RECORD EXTRACTS
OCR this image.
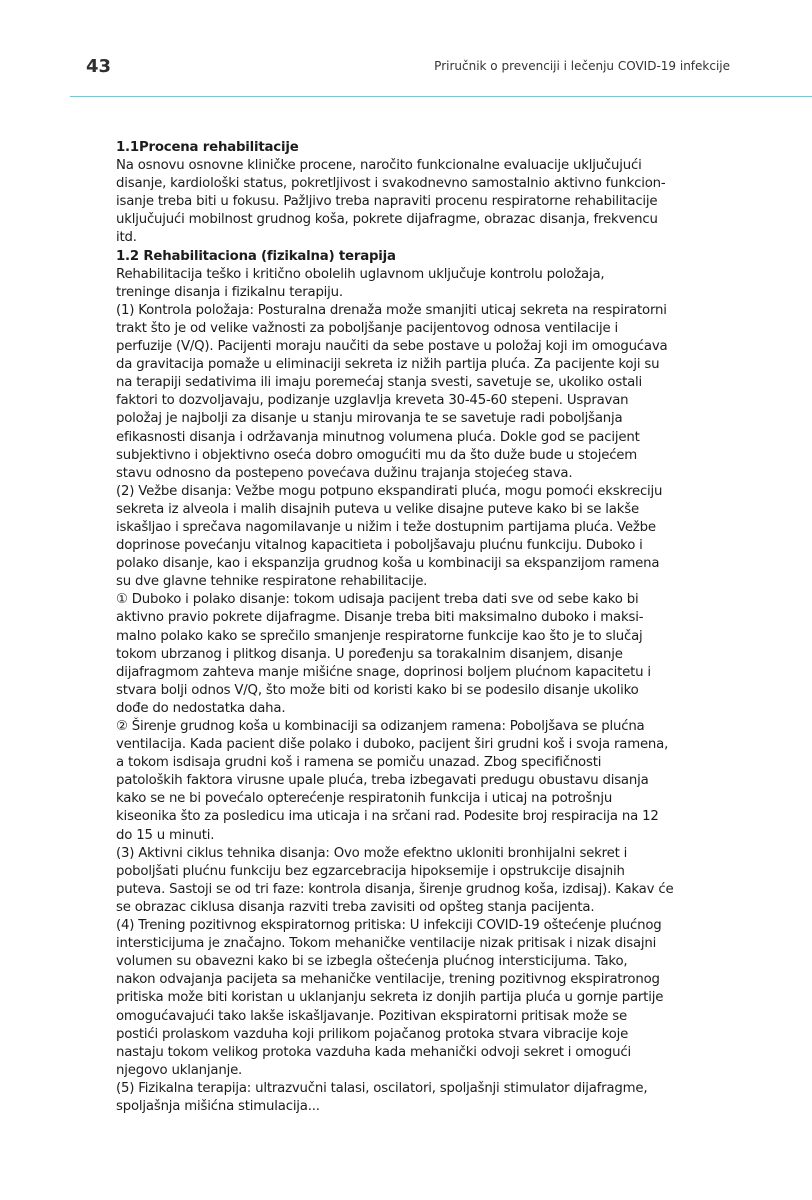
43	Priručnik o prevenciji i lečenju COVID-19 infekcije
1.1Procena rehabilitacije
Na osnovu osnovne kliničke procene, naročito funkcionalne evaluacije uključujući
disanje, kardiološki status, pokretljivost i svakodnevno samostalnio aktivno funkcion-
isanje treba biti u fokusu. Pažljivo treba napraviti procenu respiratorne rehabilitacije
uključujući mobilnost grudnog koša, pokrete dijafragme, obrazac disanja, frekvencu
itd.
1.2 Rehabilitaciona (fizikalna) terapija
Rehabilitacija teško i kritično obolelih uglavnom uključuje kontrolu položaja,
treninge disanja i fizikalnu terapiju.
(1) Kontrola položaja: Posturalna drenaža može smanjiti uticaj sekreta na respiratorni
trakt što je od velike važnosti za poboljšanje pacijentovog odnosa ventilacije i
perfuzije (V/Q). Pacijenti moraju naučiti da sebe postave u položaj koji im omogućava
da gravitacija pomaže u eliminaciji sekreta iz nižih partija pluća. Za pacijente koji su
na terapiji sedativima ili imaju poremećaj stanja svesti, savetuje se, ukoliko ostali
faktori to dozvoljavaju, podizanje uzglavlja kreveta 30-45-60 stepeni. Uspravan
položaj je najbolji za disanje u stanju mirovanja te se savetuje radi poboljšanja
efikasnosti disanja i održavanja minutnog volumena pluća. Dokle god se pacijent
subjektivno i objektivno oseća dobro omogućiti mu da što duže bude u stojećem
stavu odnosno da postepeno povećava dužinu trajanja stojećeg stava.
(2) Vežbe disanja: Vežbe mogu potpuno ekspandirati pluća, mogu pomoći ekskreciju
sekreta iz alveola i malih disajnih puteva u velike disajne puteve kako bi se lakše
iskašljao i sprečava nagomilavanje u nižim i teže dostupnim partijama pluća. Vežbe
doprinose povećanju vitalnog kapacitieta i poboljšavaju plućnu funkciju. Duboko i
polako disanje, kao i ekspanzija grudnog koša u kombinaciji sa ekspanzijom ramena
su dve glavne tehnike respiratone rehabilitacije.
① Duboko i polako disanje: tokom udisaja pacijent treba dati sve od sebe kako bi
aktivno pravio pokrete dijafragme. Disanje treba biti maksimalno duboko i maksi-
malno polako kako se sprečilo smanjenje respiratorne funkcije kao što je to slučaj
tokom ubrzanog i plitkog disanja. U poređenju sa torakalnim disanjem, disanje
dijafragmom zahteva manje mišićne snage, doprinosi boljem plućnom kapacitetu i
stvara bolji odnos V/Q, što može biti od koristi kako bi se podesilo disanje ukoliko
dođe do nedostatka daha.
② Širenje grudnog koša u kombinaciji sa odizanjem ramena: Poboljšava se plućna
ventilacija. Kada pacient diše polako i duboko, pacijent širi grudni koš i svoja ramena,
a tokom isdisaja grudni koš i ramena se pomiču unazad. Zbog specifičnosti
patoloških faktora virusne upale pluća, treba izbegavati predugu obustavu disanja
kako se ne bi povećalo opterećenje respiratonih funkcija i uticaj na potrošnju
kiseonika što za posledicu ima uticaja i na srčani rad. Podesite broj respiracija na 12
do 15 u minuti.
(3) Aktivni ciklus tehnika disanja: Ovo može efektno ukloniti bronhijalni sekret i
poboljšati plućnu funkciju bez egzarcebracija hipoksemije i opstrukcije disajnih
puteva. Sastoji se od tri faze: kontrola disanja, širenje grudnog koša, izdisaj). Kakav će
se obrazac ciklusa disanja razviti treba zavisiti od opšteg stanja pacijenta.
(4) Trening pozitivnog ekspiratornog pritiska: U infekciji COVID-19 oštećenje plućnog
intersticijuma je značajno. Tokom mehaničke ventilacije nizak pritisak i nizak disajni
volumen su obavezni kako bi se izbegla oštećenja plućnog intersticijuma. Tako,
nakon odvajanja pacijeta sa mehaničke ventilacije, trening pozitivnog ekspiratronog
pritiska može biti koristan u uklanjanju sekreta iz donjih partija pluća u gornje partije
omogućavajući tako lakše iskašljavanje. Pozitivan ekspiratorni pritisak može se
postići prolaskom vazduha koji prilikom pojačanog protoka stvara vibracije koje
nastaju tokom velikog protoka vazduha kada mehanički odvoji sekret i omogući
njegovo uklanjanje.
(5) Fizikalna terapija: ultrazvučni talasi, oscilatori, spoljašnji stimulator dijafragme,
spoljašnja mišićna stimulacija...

PROBLEM TO WORK ON
Please return every line of the records above that contains the word "biti".

ANSWER TO THIS TASK
isanje treba biti u fokusu. Pažljivo treba napraviti procenu respiratorne rehabilitacije
aktivno pravio pokrete dijafragme. Disanje treba biti maksimalno duboko i maksi-
stvara bolji odnos V/Q, što može biti od koristi kako bi se podesilo disanje ukoliko
pritiska može biti koristan u uklanjanju sekreta iz donjih partija pluća u gornje partije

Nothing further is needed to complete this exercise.